> [To be done] Work out how many lines hold the string "Тухачевского". The answer is a single number, nothing more.

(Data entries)
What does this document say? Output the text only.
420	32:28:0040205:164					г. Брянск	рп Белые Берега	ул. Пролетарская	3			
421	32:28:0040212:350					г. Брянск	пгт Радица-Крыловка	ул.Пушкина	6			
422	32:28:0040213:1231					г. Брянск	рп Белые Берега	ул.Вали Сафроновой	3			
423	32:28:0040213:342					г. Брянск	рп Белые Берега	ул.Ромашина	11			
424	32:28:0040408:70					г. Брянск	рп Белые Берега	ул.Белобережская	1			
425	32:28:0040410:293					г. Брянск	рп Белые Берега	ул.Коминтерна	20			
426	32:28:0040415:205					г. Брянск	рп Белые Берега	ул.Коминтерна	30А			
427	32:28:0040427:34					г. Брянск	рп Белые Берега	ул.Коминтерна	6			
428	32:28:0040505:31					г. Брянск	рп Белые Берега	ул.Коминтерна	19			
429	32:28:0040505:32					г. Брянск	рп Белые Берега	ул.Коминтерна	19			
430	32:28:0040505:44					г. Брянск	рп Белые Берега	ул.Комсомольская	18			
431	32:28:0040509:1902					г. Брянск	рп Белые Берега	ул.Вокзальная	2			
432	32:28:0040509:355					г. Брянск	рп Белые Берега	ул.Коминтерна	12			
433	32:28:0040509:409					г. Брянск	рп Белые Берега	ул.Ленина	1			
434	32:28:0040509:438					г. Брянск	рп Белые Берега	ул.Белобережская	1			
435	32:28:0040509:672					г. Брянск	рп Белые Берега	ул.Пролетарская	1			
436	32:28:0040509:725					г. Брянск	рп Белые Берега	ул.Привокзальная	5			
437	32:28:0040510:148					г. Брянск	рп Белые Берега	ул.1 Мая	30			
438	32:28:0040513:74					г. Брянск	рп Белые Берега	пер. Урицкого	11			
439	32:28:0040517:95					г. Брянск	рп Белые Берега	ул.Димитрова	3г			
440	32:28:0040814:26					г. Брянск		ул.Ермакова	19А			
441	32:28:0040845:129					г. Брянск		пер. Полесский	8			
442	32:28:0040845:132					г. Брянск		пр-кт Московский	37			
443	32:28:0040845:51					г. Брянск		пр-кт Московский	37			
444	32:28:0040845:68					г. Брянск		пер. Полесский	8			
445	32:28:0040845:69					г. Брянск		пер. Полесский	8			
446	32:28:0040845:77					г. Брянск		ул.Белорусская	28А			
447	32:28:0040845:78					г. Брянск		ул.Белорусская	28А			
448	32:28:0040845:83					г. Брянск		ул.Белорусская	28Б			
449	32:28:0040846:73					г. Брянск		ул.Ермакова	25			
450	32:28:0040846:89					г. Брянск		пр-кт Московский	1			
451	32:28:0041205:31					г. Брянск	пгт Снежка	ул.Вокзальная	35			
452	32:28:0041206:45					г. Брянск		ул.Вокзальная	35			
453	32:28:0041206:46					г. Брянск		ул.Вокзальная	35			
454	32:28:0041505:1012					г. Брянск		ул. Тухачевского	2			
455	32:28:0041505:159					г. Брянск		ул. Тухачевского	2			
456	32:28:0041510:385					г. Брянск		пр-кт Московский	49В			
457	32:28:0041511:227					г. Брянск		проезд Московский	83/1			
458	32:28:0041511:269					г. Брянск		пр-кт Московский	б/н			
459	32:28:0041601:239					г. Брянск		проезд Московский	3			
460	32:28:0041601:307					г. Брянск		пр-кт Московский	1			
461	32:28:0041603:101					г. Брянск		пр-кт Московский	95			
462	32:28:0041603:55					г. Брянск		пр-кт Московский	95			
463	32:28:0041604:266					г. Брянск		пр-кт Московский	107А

> [Exercise response] 2